▸ Data listing
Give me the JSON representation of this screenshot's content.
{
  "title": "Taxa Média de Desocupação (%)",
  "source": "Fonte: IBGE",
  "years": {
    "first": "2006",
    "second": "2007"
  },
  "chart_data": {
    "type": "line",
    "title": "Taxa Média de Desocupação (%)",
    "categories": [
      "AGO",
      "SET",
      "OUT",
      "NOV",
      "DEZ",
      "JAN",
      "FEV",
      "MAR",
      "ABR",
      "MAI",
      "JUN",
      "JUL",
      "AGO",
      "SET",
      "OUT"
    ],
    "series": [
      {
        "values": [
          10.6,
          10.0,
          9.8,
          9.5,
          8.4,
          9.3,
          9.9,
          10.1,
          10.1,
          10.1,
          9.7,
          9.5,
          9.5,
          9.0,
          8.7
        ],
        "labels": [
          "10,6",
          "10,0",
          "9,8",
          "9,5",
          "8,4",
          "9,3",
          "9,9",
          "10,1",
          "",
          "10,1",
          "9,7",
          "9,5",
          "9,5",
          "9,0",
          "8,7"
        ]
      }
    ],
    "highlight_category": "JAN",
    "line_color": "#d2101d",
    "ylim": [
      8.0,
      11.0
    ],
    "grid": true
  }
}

▸ Problem requirements
Extract the complete data, matching each line exactly.

▸ Right answer
Give me the JSON representation of this screenshot's content.
{
  "title": "Taxa Média de Desocupação (%)",
  "source": "Fonte: IBGE",
  "years": {
    "first": "2006",
    "second": "2007"
  },
  "chart_data": {
    "type": "line",
    "title": "Taxa Média de Desocupação (%)",
    "categories": [
      "AGO",
      "SET",
      "OUT",
      "NOV",
      "DEZ",
      "JAN",
      "FEV",
      "MAR",
      "ABR",
      "MAI",
      "JUN",
      "JUL",
      "AGO",
      "SET",
      "OUT"
    ],
    "series": [
      {
        "values": [
          10.6,
          10.0,
          9.8,
          9.5,
          8.4,
          9.3,
          9.9,
          10.1,
          10.1,
          10.1,
          9.7,
          9.5,
          9.5,
          9.0,
          8.7
        ],
        "labels": [
          "10,6",
          "10,0",
          "9,8",
          "9,5",
          "8,4",
          "9,3",
          "9,9",
          "10,1",
          "",
          "10,1",
          "9,7",
          "9,5",
          "9,5",
          "9,0",
          "8,7"
        ]
      }
    ],
    "highlight_category": "JAN",
    "line_color": "#d2101d",
    "ylim": [
      8.0,
      11.0
    ],
    "grid": true
  }
}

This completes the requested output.